_Document section_
--*--

In its very early years, the NSI sponsored conferences, workshops, and other activities for visiting scientists; these programs were generally organized around a focused research problem. More than 1000 scientists from 300 institutes and 24 countries visited the institute over its first two decades. NSI's financial problems in the decade before its 2012 contraction curtailed these activities, save for the Neurosciences Research Program meetings (see below).

In 1988, the NSI began its own program of research in theoretical and computational neurobiology. Carried out by a small group of resident Fellows, the program was designed to develop biologically based theories of higher brain functions. In 1993, following its relocation to San Diego, NSI added a program of experimental research, which would eventually include molecular, cellular, systems, and behavioral studies and would utilize flies, rodents, non-human primates, and humans.

--*--

_Assignment_
Decide whether each statement below agrees with the text about the NSI, answering yes or no and quoting the exact words of the text that decide it: (a) more than 1000 scientists visited the NSI during its first two decades; (b) the NSI started its theoretical research program after moving to San Diego; (c) financial problems ended all of the NSI's activities for visiting scientists.

--*--

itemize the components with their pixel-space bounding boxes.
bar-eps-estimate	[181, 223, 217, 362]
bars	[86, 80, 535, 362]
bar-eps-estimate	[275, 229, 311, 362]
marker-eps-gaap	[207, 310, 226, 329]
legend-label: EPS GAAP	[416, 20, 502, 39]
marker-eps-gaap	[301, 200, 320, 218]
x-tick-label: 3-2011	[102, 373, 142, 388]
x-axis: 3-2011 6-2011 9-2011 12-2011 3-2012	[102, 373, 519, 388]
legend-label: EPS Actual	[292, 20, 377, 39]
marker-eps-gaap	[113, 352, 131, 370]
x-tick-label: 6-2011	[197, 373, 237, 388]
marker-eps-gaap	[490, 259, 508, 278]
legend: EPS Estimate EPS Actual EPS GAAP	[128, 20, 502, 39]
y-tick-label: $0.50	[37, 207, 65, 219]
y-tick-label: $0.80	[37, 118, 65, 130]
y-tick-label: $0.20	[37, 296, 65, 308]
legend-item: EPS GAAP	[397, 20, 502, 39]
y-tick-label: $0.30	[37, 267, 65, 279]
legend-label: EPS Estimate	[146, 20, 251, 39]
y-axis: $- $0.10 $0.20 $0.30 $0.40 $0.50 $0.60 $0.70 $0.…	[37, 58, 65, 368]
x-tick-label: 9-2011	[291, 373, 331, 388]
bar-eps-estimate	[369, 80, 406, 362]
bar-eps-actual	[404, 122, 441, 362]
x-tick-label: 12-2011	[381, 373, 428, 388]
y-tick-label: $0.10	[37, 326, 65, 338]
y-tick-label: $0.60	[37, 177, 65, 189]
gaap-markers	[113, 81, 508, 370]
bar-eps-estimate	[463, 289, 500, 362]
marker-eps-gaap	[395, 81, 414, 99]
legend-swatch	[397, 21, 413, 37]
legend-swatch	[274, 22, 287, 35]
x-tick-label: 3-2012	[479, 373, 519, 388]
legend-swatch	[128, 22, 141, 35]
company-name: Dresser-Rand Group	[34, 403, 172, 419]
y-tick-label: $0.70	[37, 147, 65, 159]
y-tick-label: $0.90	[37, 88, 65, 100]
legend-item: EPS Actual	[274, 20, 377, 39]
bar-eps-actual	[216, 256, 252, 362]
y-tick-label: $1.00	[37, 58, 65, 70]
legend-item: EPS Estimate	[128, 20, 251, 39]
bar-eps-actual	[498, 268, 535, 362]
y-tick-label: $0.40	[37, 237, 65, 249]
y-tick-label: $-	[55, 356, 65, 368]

--*--

_Response to the task_
(a) Yes: "More than 1000 scientists from 300 institutes and 24 countries visited the institute over its first two decades."
(b) No: "In 1988, the NSI began its own program of research in theoretical and computational neurobiology." The relocation came later: "In 1993, following its relocation to San Diego."
(c) No: "save for the Neurosciences Research Program meetings."